-- start --

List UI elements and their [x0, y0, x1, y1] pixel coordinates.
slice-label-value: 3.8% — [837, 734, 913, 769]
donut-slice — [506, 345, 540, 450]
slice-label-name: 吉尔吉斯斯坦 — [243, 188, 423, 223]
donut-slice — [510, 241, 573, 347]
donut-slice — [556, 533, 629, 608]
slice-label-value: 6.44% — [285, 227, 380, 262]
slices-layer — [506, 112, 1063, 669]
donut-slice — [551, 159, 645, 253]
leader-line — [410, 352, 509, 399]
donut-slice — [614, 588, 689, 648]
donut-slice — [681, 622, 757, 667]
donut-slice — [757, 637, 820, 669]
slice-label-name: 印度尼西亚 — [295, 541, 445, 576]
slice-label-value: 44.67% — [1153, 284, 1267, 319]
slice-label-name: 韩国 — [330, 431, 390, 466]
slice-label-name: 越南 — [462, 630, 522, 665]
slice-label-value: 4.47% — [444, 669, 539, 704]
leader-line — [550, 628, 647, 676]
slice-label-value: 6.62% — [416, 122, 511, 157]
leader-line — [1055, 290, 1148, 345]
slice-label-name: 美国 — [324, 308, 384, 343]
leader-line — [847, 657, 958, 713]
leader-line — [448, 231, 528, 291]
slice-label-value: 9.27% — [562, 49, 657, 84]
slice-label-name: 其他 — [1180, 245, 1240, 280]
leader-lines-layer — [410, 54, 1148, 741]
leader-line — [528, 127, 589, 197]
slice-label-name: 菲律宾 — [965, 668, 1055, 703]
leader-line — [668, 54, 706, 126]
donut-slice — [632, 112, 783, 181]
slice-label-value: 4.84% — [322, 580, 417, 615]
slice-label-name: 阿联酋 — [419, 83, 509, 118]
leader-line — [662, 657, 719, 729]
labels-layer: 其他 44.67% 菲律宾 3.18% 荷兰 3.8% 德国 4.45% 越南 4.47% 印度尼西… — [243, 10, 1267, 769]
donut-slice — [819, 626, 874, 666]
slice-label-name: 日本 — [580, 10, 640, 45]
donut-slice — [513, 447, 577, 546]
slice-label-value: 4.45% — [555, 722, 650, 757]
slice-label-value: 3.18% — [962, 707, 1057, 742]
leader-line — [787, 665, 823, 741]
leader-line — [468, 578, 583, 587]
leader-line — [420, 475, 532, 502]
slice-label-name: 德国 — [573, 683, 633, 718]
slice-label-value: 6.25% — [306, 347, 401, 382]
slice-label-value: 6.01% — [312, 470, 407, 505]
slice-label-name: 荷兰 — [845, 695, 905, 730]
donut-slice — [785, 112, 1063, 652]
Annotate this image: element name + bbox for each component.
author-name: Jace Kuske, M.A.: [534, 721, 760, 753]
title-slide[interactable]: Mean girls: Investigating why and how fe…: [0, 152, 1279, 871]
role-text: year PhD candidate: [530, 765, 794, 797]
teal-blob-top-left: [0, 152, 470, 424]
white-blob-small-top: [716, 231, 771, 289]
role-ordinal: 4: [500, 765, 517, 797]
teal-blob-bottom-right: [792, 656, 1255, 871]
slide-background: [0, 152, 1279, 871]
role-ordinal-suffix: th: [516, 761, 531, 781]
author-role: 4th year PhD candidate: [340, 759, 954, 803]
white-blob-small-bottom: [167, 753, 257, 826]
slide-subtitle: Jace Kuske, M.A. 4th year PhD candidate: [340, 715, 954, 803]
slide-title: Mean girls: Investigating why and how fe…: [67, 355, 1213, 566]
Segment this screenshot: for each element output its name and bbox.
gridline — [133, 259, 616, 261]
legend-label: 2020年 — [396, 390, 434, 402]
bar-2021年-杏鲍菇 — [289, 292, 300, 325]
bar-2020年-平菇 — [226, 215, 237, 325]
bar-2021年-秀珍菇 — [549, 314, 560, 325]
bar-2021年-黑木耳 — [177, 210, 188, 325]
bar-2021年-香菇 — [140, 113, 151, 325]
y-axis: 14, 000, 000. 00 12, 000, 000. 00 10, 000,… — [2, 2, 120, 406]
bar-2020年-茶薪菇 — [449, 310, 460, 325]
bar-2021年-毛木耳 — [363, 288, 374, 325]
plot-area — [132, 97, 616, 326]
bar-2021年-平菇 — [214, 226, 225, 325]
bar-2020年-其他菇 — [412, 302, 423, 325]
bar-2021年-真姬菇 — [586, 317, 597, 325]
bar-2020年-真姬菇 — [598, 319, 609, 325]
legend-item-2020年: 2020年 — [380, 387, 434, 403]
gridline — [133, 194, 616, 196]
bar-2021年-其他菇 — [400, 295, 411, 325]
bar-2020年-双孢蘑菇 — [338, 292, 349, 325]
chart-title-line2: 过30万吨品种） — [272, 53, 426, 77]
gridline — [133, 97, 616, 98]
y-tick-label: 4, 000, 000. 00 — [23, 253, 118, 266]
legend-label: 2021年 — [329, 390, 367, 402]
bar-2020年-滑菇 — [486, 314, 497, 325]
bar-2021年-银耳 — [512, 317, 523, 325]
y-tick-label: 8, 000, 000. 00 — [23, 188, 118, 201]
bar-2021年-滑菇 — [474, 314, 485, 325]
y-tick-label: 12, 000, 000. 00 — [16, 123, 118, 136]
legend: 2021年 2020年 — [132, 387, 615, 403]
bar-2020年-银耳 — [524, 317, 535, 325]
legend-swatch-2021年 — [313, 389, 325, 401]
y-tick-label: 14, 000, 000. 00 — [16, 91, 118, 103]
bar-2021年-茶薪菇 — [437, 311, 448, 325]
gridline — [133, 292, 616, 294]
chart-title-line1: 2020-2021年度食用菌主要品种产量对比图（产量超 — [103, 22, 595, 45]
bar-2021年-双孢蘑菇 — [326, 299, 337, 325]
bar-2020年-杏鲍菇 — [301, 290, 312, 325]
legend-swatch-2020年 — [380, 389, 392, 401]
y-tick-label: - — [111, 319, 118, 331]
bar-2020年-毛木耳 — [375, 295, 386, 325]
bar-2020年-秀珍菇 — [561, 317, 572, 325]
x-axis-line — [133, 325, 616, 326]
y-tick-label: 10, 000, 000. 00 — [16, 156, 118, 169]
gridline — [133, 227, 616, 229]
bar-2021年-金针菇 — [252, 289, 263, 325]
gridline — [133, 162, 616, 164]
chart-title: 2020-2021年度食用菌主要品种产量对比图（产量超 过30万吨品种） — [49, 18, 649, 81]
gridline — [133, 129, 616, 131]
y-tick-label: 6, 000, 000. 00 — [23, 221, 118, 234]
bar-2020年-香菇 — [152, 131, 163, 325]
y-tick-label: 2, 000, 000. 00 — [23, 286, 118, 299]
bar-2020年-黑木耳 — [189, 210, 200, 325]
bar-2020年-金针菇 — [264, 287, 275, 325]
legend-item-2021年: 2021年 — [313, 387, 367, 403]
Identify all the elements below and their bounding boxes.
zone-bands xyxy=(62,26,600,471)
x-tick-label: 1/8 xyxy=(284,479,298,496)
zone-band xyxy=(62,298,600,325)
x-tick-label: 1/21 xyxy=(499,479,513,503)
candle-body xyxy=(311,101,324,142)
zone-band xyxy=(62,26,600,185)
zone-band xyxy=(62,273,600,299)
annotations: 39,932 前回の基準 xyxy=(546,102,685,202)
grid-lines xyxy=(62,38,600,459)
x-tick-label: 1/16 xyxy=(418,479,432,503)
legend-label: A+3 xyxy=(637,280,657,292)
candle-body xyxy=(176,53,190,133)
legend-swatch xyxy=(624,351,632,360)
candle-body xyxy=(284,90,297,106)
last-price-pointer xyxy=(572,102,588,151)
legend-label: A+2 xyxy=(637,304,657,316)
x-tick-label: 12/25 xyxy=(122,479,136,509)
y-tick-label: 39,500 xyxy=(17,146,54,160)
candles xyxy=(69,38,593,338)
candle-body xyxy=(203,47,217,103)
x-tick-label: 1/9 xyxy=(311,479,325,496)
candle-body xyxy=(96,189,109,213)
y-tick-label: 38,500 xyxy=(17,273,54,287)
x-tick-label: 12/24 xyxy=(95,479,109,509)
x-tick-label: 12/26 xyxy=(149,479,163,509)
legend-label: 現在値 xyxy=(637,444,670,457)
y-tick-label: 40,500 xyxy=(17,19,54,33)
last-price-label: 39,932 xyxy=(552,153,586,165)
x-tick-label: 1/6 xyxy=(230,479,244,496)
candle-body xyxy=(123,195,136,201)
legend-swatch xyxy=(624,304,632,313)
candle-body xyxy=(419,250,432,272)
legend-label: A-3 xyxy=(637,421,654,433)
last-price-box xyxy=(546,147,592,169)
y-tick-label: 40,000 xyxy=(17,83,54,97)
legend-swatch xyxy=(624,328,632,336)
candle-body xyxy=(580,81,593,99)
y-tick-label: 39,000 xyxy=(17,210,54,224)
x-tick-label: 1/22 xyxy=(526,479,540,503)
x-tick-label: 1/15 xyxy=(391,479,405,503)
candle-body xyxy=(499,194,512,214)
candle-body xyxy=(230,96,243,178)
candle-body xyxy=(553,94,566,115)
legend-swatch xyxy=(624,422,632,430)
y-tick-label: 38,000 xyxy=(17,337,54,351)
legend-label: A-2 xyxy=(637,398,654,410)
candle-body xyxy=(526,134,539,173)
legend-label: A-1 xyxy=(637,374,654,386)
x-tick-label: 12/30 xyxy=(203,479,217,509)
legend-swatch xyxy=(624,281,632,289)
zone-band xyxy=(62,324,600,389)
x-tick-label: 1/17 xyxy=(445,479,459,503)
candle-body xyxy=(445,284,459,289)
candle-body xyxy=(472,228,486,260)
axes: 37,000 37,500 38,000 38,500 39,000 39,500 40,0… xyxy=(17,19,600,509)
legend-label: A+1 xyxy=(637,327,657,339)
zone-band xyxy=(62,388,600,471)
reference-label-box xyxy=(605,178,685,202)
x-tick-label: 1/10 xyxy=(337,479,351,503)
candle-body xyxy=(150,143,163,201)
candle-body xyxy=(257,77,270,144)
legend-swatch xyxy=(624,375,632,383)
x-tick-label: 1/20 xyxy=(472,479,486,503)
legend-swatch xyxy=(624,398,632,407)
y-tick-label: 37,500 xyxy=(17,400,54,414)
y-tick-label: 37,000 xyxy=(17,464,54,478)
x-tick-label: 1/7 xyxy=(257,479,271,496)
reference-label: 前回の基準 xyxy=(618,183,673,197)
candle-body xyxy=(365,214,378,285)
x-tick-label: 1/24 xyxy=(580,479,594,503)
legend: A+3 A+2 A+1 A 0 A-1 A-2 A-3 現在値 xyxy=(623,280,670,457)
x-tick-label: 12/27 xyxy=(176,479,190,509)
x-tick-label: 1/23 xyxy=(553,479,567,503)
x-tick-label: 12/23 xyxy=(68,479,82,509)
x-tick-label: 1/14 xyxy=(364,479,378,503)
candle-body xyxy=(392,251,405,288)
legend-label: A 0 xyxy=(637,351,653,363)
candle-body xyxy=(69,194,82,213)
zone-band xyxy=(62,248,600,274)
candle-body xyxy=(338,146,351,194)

-- end --

→ **GOAL OF THE EXERCISE**
Convert the lines from the first line of the items through the line that contains "donut-slice — [551, 159, 645, 253]" into a JSON list of strings, one string per line. Leave out any blank lines.

→ **EXERCISE RESULT**
[
  "List UI elements and their [x0, y0, x1, y1] pixel coordinates.",
  "slice-label-value: 3.8% — [837, 734, 913, 769]",
  "donut-slice — [506, 345, 540, 450]",
  "slice-label-name: 吉尔吉斯斯坦 — [243, 188, 423, 223]",
  "donut-slice — [510, 241, 573, 347]",
  "donut-slice — [556, 533, 629, 608]",
  "slice-label-value: 6.44% — [285, 227, 380, 262]",
  "slices-layer — [506, 112, 1063, 669]",
  "donut-slice — [551, 159, 645, 253]"
]